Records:
·····
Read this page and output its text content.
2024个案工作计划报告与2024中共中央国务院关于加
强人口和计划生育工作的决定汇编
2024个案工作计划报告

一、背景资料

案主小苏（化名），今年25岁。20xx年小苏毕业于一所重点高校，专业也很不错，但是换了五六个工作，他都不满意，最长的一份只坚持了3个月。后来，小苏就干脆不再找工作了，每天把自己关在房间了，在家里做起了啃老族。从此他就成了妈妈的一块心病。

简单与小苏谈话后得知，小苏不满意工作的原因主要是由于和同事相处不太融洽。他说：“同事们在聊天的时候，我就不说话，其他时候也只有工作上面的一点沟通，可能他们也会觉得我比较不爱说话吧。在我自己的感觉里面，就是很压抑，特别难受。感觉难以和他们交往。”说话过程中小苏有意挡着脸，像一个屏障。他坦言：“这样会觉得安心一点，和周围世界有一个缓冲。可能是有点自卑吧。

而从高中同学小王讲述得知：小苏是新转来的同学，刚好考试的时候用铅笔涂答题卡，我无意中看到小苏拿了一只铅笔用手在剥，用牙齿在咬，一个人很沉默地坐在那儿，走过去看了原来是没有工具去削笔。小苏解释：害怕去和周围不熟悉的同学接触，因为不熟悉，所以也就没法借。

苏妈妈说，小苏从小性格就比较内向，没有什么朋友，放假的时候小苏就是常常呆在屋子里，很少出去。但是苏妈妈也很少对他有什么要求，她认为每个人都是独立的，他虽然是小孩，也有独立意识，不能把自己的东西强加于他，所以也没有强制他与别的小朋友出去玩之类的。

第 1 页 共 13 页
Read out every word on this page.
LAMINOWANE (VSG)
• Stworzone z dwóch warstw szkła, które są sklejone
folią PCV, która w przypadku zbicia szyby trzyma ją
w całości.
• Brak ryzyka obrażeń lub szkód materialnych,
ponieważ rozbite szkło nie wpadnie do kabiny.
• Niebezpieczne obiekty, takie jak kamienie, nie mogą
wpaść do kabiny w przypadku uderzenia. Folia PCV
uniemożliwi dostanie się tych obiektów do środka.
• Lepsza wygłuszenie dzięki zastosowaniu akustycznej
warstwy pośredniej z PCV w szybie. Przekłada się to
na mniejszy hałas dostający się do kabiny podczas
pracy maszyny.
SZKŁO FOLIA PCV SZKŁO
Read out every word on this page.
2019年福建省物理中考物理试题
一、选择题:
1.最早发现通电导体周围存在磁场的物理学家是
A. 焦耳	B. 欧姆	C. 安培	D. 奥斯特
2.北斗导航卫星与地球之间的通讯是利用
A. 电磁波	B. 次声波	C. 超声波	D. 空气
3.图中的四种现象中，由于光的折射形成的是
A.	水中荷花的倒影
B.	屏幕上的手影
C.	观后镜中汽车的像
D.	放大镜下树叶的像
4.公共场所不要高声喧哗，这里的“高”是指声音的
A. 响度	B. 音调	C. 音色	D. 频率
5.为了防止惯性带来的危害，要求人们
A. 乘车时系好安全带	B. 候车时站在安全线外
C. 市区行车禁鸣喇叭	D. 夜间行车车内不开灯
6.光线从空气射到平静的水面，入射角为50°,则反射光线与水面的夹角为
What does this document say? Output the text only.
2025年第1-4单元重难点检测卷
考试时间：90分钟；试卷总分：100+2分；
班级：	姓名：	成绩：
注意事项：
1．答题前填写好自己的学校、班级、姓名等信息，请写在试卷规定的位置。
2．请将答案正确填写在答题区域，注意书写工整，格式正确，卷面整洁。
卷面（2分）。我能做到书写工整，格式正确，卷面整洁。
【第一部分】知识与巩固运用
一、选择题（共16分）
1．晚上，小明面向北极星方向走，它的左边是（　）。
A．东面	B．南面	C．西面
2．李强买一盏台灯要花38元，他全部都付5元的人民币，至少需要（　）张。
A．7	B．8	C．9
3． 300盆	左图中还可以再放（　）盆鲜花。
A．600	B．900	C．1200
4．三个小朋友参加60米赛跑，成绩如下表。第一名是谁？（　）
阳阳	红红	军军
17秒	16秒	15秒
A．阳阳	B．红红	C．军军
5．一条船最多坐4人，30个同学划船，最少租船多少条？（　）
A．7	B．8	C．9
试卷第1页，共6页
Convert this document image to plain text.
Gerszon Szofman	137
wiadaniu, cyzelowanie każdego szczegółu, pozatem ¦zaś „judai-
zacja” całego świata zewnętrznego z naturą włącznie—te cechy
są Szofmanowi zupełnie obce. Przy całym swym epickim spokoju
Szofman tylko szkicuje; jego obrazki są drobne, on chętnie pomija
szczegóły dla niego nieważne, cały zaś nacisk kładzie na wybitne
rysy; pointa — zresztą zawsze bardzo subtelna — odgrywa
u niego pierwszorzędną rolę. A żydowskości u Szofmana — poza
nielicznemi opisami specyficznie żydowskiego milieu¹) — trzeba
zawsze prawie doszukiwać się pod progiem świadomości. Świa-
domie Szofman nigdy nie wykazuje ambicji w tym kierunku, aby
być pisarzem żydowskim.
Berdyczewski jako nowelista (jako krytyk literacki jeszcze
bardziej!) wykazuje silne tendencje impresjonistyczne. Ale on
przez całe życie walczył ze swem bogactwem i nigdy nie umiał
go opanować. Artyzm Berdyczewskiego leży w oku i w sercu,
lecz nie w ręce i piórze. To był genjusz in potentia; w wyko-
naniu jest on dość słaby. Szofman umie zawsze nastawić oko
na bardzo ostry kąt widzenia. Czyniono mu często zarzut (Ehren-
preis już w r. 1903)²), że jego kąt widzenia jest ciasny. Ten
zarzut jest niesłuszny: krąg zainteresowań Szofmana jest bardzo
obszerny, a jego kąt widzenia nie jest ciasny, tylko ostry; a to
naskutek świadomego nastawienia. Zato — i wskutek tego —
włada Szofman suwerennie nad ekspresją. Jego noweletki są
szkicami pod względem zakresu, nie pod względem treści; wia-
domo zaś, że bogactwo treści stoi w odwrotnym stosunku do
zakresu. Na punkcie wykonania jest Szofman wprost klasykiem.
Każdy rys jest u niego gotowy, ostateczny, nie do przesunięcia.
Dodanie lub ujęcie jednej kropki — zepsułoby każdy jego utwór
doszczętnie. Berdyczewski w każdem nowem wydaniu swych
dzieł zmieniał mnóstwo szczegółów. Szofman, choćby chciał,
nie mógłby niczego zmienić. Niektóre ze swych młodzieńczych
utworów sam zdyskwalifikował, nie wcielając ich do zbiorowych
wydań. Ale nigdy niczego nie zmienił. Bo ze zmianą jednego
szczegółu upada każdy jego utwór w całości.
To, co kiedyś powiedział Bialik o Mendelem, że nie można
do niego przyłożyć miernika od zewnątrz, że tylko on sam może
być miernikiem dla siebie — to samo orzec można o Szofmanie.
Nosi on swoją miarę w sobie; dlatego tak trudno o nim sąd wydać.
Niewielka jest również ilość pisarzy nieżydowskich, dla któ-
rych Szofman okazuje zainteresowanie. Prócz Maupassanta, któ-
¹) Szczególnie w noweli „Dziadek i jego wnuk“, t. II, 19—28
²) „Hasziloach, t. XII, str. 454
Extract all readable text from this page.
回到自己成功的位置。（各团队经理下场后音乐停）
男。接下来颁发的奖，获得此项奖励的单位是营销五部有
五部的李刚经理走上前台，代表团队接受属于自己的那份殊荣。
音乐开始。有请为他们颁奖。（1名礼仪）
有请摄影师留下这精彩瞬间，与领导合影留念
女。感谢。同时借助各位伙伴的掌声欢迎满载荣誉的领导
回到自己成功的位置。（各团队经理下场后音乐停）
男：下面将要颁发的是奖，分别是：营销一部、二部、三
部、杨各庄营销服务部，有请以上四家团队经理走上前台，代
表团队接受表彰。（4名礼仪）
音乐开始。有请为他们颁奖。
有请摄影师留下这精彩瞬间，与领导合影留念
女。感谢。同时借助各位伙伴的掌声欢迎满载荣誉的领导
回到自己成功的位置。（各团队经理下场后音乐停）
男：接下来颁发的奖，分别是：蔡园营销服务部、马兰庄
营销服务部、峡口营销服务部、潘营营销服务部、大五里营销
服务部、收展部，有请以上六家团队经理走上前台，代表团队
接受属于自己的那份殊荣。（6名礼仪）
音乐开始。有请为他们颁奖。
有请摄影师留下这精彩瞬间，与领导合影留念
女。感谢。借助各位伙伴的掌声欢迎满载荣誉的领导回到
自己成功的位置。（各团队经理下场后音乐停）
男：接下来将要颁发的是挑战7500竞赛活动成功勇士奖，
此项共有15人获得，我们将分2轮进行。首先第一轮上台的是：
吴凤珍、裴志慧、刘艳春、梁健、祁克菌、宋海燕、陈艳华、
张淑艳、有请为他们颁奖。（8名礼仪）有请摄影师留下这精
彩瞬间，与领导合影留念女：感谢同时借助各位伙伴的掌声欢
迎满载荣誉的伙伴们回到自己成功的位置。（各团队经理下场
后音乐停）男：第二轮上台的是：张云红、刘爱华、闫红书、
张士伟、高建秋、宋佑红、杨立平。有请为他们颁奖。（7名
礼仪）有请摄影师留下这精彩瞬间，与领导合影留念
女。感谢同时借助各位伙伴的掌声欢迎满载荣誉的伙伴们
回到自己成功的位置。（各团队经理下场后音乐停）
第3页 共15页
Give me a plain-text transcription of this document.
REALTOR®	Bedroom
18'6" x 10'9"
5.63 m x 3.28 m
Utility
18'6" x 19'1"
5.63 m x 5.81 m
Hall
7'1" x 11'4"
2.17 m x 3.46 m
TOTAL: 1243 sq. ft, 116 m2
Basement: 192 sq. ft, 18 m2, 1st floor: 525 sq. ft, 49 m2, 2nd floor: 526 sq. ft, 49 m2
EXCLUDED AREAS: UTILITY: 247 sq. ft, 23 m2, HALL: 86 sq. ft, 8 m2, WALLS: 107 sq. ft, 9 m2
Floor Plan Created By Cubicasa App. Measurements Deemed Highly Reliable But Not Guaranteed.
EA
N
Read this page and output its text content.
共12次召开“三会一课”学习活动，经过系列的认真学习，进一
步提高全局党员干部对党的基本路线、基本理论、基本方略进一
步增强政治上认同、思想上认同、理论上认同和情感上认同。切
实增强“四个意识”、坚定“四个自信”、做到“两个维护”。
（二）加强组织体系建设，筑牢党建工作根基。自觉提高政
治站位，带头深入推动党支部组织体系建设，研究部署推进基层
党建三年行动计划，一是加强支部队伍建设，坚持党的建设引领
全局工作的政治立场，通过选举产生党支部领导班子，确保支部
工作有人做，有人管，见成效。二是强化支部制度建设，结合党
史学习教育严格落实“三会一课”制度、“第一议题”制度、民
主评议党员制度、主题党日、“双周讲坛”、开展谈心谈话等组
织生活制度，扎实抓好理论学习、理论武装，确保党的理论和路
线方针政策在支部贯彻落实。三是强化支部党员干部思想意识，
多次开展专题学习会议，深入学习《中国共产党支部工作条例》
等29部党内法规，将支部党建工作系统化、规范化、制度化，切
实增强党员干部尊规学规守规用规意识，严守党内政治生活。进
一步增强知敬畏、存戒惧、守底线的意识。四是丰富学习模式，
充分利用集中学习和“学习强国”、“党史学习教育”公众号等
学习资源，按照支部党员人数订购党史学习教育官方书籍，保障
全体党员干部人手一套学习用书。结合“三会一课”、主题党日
·····
## INSTRUCTIONS TO FOLLOW
Check each line above for the string "utwór" and show the ones that have it.

## FINISHED ANSWER
Dodanie lub ujęcie jednej kropki — zepsułoby każdy jego utwór
szczegółu upada każdy jego utwór w całości.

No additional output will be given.